--- BEGIN Supplied material ---

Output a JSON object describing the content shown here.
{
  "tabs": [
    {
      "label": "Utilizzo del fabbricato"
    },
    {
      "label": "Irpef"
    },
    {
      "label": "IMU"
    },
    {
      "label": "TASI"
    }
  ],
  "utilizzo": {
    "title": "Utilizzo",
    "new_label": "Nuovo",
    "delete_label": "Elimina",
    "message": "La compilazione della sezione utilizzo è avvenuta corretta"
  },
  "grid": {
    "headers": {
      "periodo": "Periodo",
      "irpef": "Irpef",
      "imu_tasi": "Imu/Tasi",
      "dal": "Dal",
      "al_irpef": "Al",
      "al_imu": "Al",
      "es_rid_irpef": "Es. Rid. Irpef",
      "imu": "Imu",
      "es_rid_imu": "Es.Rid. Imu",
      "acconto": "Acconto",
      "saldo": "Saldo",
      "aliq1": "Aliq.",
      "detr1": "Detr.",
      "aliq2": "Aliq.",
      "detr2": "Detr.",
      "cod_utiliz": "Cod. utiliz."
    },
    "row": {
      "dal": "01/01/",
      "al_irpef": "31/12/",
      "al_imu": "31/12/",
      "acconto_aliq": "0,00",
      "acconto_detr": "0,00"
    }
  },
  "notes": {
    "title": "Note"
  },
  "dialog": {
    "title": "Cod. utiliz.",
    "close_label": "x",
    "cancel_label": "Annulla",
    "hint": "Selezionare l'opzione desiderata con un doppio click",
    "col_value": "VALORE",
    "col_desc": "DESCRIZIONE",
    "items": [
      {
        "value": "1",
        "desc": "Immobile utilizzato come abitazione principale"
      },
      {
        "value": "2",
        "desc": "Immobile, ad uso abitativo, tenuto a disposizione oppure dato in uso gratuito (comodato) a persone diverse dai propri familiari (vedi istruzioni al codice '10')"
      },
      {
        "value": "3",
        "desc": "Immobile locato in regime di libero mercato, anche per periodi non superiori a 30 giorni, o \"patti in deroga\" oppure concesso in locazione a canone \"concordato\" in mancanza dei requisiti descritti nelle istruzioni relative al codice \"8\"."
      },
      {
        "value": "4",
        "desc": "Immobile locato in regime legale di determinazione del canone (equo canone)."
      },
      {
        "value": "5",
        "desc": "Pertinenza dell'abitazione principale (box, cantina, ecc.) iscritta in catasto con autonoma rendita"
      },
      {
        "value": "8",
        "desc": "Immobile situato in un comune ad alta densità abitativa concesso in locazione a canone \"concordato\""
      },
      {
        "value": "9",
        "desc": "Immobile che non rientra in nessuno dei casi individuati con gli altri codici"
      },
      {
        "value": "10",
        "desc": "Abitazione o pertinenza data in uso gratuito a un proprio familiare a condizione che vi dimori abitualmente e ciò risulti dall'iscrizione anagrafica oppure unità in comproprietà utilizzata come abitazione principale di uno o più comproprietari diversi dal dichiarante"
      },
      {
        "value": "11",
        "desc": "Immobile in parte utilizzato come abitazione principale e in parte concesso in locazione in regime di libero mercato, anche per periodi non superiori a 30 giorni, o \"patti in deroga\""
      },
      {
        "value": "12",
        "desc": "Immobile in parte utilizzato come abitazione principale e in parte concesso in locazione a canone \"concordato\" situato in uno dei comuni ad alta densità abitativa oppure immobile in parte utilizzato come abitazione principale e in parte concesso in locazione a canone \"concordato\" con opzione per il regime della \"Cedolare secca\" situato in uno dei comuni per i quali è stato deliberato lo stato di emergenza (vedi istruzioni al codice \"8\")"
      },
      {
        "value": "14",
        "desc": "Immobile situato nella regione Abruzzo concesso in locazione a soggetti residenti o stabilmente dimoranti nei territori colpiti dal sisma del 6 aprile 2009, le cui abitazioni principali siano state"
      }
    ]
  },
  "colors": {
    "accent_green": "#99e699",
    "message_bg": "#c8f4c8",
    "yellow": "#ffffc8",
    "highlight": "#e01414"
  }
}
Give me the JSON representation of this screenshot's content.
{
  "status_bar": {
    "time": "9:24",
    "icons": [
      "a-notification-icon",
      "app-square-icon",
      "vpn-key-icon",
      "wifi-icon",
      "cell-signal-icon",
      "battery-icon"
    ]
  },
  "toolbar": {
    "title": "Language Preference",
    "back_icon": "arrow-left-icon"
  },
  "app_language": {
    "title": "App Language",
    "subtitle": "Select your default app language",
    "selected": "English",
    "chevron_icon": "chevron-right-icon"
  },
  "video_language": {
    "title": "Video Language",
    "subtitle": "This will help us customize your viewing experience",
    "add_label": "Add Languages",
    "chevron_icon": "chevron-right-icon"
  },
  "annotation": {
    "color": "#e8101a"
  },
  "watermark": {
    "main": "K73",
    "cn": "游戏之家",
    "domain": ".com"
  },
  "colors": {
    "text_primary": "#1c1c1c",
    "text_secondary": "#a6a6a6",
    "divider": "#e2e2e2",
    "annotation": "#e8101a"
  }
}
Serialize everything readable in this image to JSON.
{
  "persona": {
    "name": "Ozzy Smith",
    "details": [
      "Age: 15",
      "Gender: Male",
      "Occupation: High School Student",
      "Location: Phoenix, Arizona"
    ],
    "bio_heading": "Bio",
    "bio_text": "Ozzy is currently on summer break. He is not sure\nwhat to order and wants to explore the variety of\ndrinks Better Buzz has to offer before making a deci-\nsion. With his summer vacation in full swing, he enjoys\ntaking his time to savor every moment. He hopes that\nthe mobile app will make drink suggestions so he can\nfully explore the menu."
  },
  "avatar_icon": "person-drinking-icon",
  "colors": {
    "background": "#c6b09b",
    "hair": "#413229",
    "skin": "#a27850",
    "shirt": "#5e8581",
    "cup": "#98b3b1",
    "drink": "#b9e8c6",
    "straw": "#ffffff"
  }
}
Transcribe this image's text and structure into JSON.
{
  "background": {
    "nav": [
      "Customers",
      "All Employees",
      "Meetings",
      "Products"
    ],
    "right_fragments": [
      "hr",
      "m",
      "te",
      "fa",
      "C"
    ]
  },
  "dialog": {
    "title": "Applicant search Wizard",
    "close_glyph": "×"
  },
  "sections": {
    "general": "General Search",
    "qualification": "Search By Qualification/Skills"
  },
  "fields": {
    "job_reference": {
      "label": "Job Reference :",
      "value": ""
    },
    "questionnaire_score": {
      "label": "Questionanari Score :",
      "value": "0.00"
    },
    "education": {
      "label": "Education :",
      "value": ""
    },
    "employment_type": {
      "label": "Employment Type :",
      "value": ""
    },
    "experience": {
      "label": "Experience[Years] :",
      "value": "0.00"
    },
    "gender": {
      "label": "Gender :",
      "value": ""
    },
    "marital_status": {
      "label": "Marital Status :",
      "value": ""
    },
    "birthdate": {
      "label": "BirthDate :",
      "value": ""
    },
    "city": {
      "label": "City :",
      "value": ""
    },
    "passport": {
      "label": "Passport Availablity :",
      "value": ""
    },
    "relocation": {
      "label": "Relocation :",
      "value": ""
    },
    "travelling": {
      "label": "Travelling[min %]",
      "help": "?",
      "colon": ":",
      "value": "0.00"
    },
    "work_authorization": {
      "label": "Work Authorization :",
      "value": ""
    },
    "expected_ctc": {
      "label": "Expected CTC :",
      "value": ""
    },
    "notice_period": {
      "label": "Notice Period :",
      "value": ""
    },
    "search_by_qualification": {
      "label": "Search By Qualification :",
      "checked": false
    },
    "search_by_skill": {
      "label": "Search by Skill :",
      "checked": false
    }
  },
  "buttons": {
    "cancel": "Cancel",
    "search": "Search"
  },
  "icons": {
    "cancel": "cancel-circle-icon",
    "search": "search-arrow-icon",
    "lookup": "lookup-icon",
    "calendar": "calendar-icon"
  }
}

--- END Supplied material ---

(Required work): Write out every entry again, keeping each line exactly the same.

(Task response):
Output a JSON object describing the content shown here.
{
  "tabs": [
    {
      "label": "Utilizzo del fabbricato"
    },
    {
      "label": "Irpef"
    },
    {
      "label": "IMU"
    },
    {
      "label": "TASI"
    }
  ],
  "utilizzo": {
    "title": "Utilizzo",
    "new_label": "Nuovo",
    "delete_label": "Elimina",
    "message": "La compilazione della sezione utilizzo è avvenuta corretta"
  },
  "grid": {
    "headers": {
      "periodo": "Periodo",
      "irpef": "Irpef",
      "imu_tasi": "Imu/Tasi",
      "dal": "Dal",
      "al_irpef": "Al",
      "al_imu": "Al",
      "es_rid_irpef": "Es. Rid. Irpef",
      "imu": "Imu",
      "es_rid_imu": "Es.Rid. Imu",
      "acconto": "Acconto",
      "saldo": "Saldo",
      "aliq1": "Aliq.",
      "detr1": "Detr.",
      "aliq2": "Aliq.",
      "detr2": "Detr.",
      "cod_utiliz": "Cod. utiliz."
    },
    "row": {
      "dal": "01/01/",
      "al_irpef": "31/12/",
      "al_imu": "31/12/",
      "acconto_aliq": "0,00",
      "acconto_detr": "0,00"
    }
  },
  "notes": {
    "title": "Note"
  },
  "dialog": {
    "title": "Cod. utiliz.",
    "close_label": "x",
    "cancel_label": "Annulla",
    "hint": "Selezionare l'opzione desiderata con un doppio click",
    "col_value": "VALORE",
    "col_desc": "DESCRIZIONE",
    "items": [
      {
        "value": "1",
        "desc": "Immobile utilizzato come abitazione principale"
      },
      {
        "value": "2",
        "desc": "Immobile, ad uso abitativo, tenuto a disposizione oppure dato in uso gratuito (comodato) a persone diverse dai propri familiari (vedi istruzioni al codice '10')"
      },
      {
        "value": "3",
        "desc": "Immobile locato in regime di libero mercato, anche per periodi non superiori a 30 giorni, o \"patti in deroga\" oppure concesso in locazione a canone \"concordato\" in mancanza dei requisiti descritti nelle istruzioni relative al codice \"8\"."
      },
      {
        "value": "4",
        "desc": "Immobile locato in regime legale di determinazione del canone (equo canone)."
      },
      {
        "value": "5",
        "desc": "Pertinenza dell'abitazione principale (box, cantina, ecc.) iscritta in catasto con autonoma rendita"
      },
      {
        "value": "8",
        "desc": "Immobile situato in un comune ad alta densità abitativa concesso in locazione a canone \"concordato\""
      },
      {
        "value": "9",
        "desc": "Immobile che non rientra in nessuno dei casi individuati con gli altri codici"
      },
      {
        "value": "10",
        "desc": "Abitazione o pertinenza data in uso gratuito a un proprio familiare a condizione che vi dimori abitualmente e ciò risulti dall'iscrizione anagrafica oppure unità in comproprietà utilizzata come abitazione principale di uno o più comproprietari diversi dal dichiarante"
      },
      {
        "value": "11",
        "desc": "Immobile in parte utilizzato come abitazione principale e in parte concesso in locazione in regime di libero mercato, anche per periodi non superiori a 30 giorni, o \"patti in deroga\""
      },
      {
        "value": "12",
        "desc": "Immobile in parte utilizzato come abitazione principale e in parte concesso in locazione a canone \"concordato\" situato in uno dei comuni ad alta densità abitativa oppure immobile in parte utilizzato come abitazione principale e in parte concesso in locazione a canone \"concordato\" con opzione per il regime della \"Cedolare secca\" situato in uno dei comuni per i quali è stato deliberato lo stato di emergenza (vedi istruzioni al codice \"8\")"
      },
      {
        "value": "14",
        "desc": "Immobile situato nella regione Abruzzo concesso in locazione a soggetti residenti o stabilmente dimoranti nei territori colpiti dal sisma del 6 aprile 2009, le cui abitazioni principali siano state"
      }
    ]
  },
  "colors": {
    "accent_green": "#99e699",
    "message_bg": "#c8f4c8",
    "yellow": "#ffffc8",
    "highlight": "#e01414"
  }
}
Give me the JSON representation of this screenshot's content.
{
  "status_bar": {
    "time": "9:24",
    "icons": [
      "a-notification-icon",
      "app-square-icon",
      "vpn-key-icon",
      "wifi-icon",
      "cell-signal-icon",
      "battery-icon"
    ]
  },
  "toolbar": {
    "title": "Language Preference",
    "back_icon": "arrow-left-icon"
  },
  "app_language": {
    "title": "App Language",
    "subtitle": "Select your default app language",
    "selected": "English",
    "chevron_icon": "chevron-right-icon"
  },
  "video_language": {
    "title": "Video Language",
    "subtitle": "This will help us customize your viewing experience",
    "add_label": "Add Languages",
    "chevron_icon": "chevron-right-icon"
  },
  "annotation": {
    "color": "#e8101a"
  },
  "watermark": {
    "main": "K73",
    "cn": "游戏之家",
    "domain": ".com"
  },
  "colors": {
    "text_primary": "#1c1c1c",
    "text_secondary": "#a6a6a6",
    "divider": "#e2e2e2",
    "annotation": "#e8101a"
  }
}
Serialize everything readable in this image to JSON.
{
  "persona": {
    "name": "Ozzy Smith",
    "details": [
      "Age: 15",
      "Gender: Male",
      "Occupation: High School Student",
      "Location: Phoenix, Arizona"
    ],
    "bio_heading": "Bio",
    "bio_text": "Ozzy is currently on summer break. He is not sure\nwhat to order and wants to explore the variety of\ndrinks Better Buzz has to offer before making a deci-\nsion. With his summer vacation in full swing, he enjoys\ntaking his time to savor every moment. He hopes that\nthe mobile app will make drink suggestions so he can\nfully explore the menu."
  },
  "avatar_icon": "person-drinking-icon",
  "colors": {
    "background": "#c6b09b",
    "hair": "#413229",
    "skin": "#a27850",
    "shirt": "#5e8581",
    "cup": "#98b3b1",
    "drink": "#b9e8c6",
    "straw": "#ffffff"
  }
}
Transcribe this image's text and structure into JSON.
{
  "background": {
    "nav": [
      "Customers",
      "All Employees",
      "Meetings",
      "Products"
    ],
    "right_fragments": [
      "hr",
      "m",
      "te",
      "fa",
      "C"
    ]
  },
  "dialog": {
    "title": "Applicant search Wizard",
    "close_glyph": "×"
  },
  "sections": {
    "general": "General Search",
    "qualification": "Search By Qualification/Skills"
  },
  "fields": {
    "job_reference": {
      "label": "Job Reference :",
      "value": ""
    },
    "questionnaire_score": {
      "label": "Questionanari Score :",
      "value": "0.00"
    },
    "education": {
      "label": "Education :",
      "value": ""
    },
    "employment_type": {
      "label": "Employment Type :",
      "value": ""
    },
    "experience": {
      "label": "Experience[Years] :",
      "value": "0.00"
    },
    "gender": {
      "label": "Gender :",
      "value": ""
    },
    "marital_status": {
      "label": "Marital Status :",
      "value": ""
    },
    "birthdate": {
      "label": "BirthDate :",
      "value": ""
    },
    "city": {
      "label": "City :",
      "value": ""
    },
    "passport": {
      "label": "Passport Availablity :",
      "value": ""
    },
    "relocation": {
      "label": "Relocation :",
      "value": ""
    },
    "travelling": {
      "label": "Travelling[min %]",
      "help": "?",
      "colon": ":",
      "value": "0.00"
    },
    "work_authorization": {
      "label": "Work Authorization :",
      "value": ""
    },
    "expected_ctc": {
      "label": "Expected CTC :",
      "value": ""
    },
    "notice_period": {
      "label": "Notice Period :",
      "value": ""
    },
    "search_by_qualification": {
      "label": "Search By Qualification :",
      "checked": false
    },
    "search_by_skill": {
      "label": "Search by Skill :",
      "checked": false
    }
  },
  "buttons": {
    "cancel": "Cancel",
    "search": "Search"
  },
  "icons": {
    "cancel": "cancel-circle-icon",
    "search": "search-arrow-icon",
    "lookup": "lookup-icon",
    "calendar": "calendar-icon"
  }
}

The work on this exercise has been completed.